■ **Listed records**

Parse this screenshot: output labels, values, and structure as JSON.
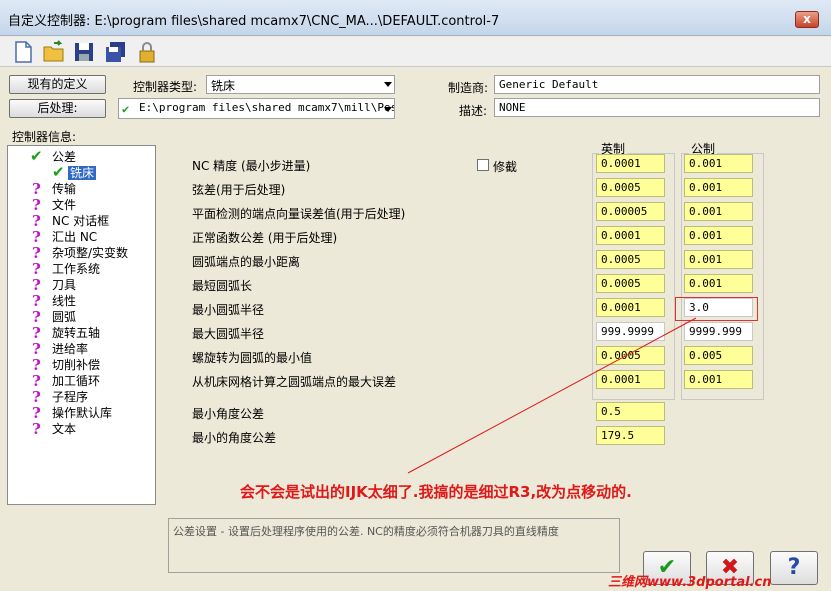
{
  "window": {
    "title": "自定义控制器: E:\\program files\\shared mcamx7\\CNC_MA...\\DEFAULT.control-7",
    "close": "x"
  },
  "toolbar": {
    "icons": [
      "new-file-icon",
      "open-folder-icon",
      "save-icon",
      "save-all-icon",
      "lock-icon"
    ]
  },
  "header": {
    "current_def_button": "现有的定义",
    "post_button": "后处理:",
    "controller_type_label": "控制器类型:",
    "controller_type_value": "铣床",
    "post_path": "E:\\program files\\shared mcamx7\\mill\\Pos·",
    "manufacturer_label": "制造商:",
    "manufacturer_value": "Generic Default",
    "description_label": "描述:",
    "description_value": "NONE",
    "controller_info_label": "控制器信息:"
  },
  "tree": {
    "root": "公差",
    "selected": "铣床",
    "items": [
      "传输",
      "文件",
      "NC 对话框",
      "汇出 NC",
      "杂项整/实变数",
      "工作系统",
      "刀具",
      "线性",
      "圆弧",
      "旋转五轴",
      "进给率",
      "切削补偿",
      "加工循环",
      "子程序",
      "操作默认库",
      "文本"
    ]
  },
  "tolerance": {
    "col_english": "英制",
    "col_metric": "公制",
    "modify_label": "修截",
    "rows": [
      {
        "label": "NC 精度 (最小步进量)",
        "english": "0.0001",
        "metric": "0.001"
      },
      {
        "label": "弦差(用于后处理)",
        "english": "0.0005",
        "metric": "0.001"
      },
      {
        "label": "平面检测的端点向量误差值(用于后处理)",
        "english": "0.00005",
        "metric": "0.001"
      },
      {
        "label": "正常函数公差  (用于后处理)",
        "english": "0.0001",
        "metric": "0.001"
      },
      {
        "label": "圆弧端点的最小距离",
        "english": "0.0005",
        "metric": "0.001"
      },
      {
        "label": "最短圆弧长",
        "english": "0.0005",
        "metric": "0.001"
      },
      {
        "label": "最小圆弧半径",
        "english": "0.0001",
        "metric": "3.0"
      },
      {
        "label": "最大圆弧半径",
        "english": "999.9999",
        "metric": "9999.999"
      },
      {
        "label": "螺旋转为圆弧的最小值",
        "english": "0.0005",
        "metric": "0.005"
      },
      {
        "label": "从机床网格计算之圆弧端点的最大误差",
        "english": "0.0001",
        "metric": "0.001"
      }
    ],
    "angle_rows": [
      {
        "label": "最小角度公差",
        "value": "0.5"
      },
      {
        "label": "最小的角度公差",
        "value": "179.5"
      }
    ]
  },
  "annotation": "会不会是试出的IJK太细了.我搞的是细过R3,改为点移动的.",
  "status_description": "公差设置 - 设置后处理程序使用的公差. NC的精度必须符合机器刀具的直线精度",
  "buttons": {
    "ok": "✔",
    "cancel": "✖",
    "help": "?"
  },
  "watermark": "三维网www.3dportal.cn",
  "colors": {
    "value_bg": "#ffff99",
    "annotation": "#e01818",
    "highlight_box": "#e03030"
  }
}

■ **Written instruction**
Gather all lines from the records above in which "files" appears.

■ **Written answer**
    "title": "自定义控制器: E:\\program files\\shared mcamx7\\CNC_MA...\\DEFAULT.control-7",
    "post_path": "E:\\program files\\shared mcamx7\\mill\\Pos·",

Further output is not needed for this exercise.